[Text]

-------------------------

For most, travelling with your siblings is something only endured when you’re younger: an experience limited to annual family holidays in Spain; brutal fights in the back of a car during a claustrophobic road trip around France; or trying to drown each other in a swimming pool somewhere in Europe. Once those golden days are over, summer holidays end and you move out of home, travelling with your brother or sister isn’t something many of us tend to do. In fact, for the sake of peaceful family relations, it’s something actively avoided.
We’ve all been there. I remember sitting sulkily around a table in a café in France, refusing to talk to anyone in my family, before my Dad dramatically stood up and yelled across the entire restaurant: ‘this is the last holiday we’re taking as a family, ever’, before tripping over the bench behind him and cracking his camera lens.
Despite my Dad’s premonitions, nearly 15 years, we still travel together. Push past the memories of seeing my Dad naked on a nudist beach in Lanzarote, or being sick on each other after one car journey too many, and we’ve found that travelling together is a great and genuinely enjoyable experience. Most of the time.
From travelling with someone who you don’t have to make small talk with, to being able to openly tell someone you’re homesick and want to go home, travelling with someone as close as your sibling has lots of benefits. Below are our experiences of travelling together; experiences that definitely don’t include pushing each other into swimming pools.
It’s a little ironic that Claire and I run a travel blog, given that travelling makes me anxious.

-------------------------

[Study material]
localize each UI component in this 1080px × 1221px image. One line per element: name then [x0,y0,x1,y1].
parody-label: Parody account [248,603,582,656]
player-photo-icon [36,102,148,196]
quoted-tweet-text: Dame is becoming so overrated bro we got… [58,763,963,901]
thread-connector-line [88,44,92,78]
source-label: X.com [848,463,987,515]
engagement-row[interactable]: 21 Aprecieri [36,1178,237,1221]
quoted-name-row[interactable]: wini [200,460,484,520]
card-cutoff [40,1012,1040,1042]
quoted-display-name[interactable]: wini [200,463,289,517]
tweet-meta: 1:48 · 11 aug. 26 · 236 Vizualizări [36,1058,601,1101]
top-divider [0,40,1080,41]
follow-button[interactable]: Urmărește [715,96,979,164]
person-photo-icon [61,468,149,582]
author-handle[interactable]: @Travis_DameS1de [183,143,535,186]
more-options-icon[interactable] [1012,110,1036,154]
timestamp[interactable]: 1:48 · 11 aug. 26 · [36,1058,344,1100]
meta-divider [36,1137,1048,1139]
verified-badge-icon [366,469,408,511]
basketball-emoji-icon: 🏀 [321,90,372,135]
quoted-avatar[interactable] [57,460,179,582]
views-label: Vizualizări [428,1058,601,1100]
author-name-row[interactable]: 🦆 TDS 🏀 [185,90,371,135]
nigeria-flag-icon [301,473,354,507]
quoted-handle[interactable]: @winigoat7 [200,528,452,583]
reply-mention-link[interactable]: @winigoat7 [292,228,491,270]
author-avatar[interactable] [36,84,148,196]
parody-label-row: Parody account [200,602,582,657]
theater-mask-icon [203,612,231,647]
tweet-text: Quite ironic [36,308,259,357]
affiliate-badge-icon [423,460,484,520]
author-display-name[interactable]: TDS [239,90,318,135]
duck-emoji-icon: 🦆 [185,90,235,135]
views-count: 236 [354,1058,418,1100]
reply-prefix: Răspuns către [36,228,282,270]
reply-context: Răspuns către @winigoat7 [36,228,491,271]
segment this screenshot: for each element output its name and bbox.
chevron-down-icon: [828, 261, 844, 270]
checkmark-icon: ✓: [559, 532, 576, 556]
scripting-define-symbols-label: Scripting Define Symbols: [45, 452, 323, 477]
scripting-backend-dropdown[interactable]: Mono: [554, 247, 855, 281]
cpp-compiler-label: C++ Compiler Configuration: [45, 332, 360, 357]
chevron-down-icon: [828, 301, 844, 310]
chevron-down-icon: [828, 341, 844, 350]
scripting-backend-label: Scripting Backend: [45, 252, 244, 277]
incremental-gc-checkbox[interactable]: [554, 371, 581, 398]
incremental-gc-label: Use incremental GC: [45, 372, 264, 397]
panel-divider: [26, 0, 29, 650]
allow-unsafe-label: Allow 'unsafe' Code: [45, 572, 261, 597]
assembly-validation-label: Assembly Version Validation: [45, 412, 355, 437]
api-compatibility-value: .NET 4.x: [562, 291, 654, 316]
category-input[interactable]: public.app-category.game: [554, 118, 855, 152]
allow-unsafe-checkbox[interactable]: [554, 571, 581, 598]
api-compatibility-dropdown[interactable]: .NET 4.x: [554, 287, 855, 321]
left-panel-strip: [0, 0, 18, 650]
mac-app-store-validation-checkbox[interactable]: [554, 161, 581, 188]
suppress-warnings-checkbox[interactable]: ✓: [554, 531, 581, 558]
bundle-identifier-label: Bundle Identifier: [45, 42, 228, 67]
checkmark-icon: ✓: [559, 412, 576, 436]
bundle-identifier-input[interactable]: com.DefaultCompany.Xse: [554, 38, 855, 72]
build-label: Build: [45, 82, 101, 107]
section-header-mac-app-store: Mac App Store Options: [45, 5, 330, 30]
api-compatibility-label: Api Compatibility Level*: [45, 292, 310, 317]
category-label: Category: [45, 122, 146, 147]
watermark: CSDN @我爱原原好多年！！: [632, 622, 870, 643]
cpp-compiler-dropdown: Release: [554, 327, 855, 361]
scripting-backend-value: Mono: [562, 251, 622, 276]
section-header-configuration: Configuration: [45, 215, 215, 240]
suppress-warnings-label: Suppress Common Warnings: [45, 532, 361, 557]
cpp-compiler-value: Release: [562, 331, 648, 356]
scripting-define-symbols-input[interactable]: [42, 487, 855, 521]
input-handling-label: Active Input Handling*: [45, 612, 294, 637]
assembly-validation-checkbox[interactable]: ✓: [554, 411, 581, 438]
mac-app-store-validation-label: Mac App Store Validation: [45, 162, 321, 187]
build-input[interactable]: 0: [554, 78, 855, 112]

-------------------------

[Directions for this task] List every distinct place name that appears in the text above about traveling with siblings.

[Reply] Spain, France, Europe, Lanzarote